• _Text section_:

= = =

Your source for local news in and around New York City from WNYC.
It's Monday, July 31st.
Here's the morning headlines from David First.
Dozens of migrants were denied entry to New York City's main intake center at the Roosevelt Hotel in Midtown over the weekend after the space reached capacity.
The situation sparked long lines of asylum seekers waiting outside the building.
some spent the night in small buses parked on the street outside.
The lines were smaller by yesterday morning,
but Legal Aid Society staff attorney Joshua Goldfine
says that many people gave up on waiting
and went searching for shelter elsewhere.
The Department of Homeland Services is referring everybody
who is a recent arrival to the Roosevelt Hotel.

= = =

• _Given information_:
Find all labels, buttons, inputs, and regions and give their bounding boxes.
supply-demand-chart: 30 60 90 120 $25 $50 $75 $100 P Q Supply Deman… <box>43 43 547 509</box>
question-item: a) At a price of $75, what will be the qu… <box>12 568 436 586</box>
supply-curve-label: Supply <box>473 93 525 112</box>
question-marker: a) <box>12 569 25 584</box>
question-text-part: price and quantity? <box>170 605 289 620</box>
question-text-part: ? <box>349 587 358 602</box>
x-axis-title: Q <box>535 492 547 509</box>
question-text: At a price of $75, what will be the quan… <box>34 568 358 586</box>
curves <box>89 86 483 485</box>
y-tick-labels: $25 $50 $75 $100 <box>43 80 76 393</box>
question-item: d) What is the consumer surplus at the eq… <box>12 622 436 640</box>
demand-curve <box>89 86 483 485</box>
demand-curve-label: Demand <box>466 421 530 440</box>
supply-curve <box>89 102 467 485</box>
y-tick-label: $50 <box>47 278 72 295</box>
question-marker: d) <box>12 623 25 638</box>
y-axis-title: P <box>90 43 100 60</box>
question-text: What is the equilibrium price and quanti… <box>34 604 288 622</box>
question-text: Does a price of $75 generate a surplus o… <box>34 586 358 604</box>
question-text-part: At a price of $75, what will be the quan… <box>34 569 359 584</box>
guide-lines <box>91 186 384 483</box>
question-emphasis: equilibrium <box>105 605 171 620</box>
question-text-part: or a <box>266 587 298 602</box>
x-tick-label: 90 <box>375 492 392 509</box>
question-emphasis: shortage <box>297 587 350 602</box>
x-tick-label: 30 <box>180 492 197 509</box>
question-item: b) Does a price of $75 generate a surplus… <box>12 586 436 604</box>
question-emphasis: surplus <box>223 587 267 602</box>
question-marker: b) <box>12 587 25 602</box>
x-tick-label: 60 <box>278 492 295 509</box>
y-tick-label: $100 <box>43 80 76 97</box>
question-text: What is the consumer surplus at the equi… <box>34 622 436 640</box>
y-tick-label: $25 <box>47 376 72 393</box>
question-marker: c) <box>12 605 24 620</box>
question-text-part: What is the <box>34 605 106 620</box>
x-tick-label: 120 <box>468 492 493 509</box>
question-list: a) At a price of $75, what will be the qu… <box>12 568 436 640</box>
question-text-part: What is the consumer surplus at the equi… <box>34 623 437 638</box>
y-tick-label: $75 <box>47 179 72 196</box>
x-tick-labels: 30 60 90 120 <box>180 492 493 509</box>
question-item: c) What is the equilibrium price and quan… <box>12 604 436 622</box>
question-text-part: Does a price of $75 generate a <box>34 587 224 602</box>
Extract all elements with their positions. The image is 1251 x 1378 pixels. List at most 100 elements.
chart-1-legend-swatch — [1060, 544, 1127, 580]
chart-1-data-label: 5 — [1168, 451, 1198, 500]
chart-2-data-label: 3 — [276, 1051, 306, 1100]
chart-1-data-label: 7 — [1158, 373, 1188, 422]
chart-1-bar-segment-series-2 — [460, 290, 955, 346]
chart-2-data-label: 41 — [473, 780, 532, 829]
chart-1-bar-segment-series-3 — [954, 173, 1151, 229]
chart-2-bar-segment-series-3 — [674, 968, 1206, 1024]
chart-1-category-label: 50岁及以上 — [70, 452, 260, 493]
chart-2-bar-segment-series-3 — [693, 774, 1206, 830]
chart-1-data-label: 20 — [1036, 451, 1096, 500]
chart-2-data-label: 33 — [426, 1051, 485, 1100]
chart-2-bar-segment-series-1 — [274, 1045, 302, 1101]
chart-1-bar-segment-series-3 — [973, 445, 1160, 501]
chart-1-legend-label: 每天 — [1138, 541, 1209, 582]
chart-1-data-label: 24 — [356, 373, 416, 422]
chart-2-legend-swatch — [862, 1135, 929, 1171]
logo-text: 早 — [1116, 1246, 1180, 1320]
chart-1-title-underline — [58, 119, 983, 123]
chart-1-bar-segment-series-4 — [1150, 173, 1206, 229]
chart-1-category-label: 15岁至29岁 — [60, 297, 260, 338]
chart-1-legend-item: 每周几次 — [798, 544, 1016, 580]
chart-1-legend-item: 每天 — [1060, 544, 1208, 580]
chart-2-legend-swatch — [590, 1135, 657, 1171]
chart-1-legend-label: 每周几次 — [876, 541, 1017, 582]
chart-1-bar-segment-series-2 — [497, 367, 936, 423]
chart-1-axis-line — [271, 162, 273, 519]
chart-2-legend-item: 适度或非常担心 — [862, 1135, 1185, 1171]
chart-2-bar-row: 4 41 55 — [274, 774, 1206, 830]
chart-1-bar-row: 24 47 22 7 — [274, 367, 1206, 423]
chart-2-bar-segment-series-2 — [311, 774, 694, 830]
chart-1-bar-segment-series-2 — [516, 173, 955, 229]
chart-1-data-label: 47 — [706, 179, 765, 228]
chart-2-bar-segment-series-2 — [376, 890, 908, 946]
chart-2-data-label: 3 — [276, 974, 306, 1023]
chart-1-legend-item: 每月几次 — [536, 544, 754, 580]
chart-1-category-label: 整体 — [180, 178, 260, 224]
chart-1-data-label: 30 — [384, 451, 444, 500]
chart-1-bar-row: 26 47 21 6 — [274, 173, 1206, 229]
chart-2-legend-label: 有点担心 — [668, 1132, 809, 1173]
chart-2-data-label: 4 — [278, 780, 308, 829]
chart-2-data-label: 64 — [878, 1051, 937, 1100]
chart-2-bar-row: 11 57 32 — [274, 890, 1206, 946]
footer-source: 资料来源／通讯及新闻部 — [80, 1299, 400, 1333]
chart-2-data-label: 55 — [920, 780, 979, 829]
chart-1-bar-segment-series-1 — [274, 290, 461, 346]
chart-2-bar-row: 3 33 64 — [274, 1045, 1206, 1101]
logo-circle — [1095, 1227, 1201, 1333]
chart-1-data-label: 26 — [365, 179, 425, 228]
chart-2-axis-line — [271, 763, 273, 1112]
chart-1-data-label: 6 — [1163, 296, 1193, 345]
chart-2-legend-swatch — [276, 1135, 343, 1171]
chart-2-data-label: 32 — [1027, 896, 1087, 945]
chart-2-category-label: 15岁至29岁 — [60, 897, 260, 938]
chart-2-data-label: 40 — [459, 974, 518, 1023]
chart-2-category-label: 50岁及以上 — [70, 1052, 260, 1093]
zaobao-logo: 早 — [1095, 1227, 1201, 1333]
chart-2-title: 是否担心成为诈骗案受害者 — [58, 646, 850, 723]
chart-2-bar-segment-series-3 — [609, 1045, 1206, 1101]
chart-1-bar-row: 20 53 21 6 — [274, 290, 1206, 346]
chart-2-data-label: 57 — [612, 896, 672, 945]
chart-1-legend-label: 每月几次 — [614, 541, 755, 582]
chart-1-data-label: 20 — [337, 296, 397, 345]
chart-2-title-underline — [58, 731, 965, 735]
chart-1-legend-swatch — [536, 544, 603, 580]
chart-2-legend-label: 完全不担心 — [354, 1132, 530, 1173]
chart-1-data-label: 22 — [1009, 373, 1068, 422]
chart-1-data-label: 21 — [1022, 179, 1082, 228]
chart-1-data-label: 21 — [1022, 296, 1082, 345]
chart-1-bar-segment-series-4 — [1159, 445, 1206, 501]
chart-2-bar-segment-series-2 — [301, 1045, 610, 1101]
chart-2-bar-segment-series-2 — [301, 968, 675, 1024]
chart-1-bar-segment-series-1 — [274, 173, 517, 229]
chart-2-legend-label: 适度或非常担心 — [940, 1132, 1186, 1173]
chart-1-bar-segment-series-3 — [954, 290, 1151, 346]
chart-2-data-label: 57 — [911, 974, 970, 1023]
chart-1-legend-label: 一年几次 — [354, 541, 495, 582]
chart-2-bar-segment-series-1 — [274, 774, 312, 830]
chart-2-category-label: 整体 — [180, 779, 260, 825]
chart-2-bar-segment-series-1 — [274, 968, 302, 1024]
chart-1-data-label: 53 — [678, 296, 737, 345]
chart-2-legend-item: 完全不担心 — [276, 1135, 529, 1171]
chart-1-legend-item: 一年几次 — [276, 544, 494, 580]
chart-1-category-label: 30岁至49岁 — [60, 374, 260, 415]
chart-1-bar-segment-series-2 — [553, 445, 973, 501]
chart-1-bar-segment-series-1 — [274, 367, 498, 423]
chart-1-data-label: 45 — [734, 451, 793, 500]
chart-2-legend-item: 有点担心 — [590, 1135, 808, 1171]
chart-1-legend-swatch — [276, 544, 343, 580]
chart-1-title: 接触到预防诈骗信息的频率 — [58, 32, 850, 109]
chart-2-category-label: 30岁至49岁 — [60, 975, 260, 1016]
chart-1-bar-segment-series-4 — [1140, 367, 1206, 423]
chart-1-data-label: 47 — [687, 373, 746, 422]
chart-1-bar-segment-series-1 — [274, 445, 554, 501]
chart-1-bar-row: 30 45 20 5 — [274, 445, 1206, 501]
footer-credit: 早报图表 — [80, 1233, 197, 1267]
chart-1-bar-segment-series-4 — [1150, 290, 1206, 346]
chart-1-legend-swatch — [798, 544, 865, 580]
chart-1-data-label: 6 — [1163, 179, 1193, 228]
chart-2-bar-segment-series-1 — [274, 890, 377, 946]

= = =

Copy everything in the morning headlines text from "Here's the morning" down to "outside the building.". Work from the morning headlines text alone and set the entries aside.

• _Output of the exercise_:
Here's the morning headlines from David First.
Dozens of migrants were denied entry to New York City's main intake center at the Roosevelt Hotel in Midtown over the weekend after the space reached capacity.
The situation sparked long lines of asylum seekers waiting outside the building.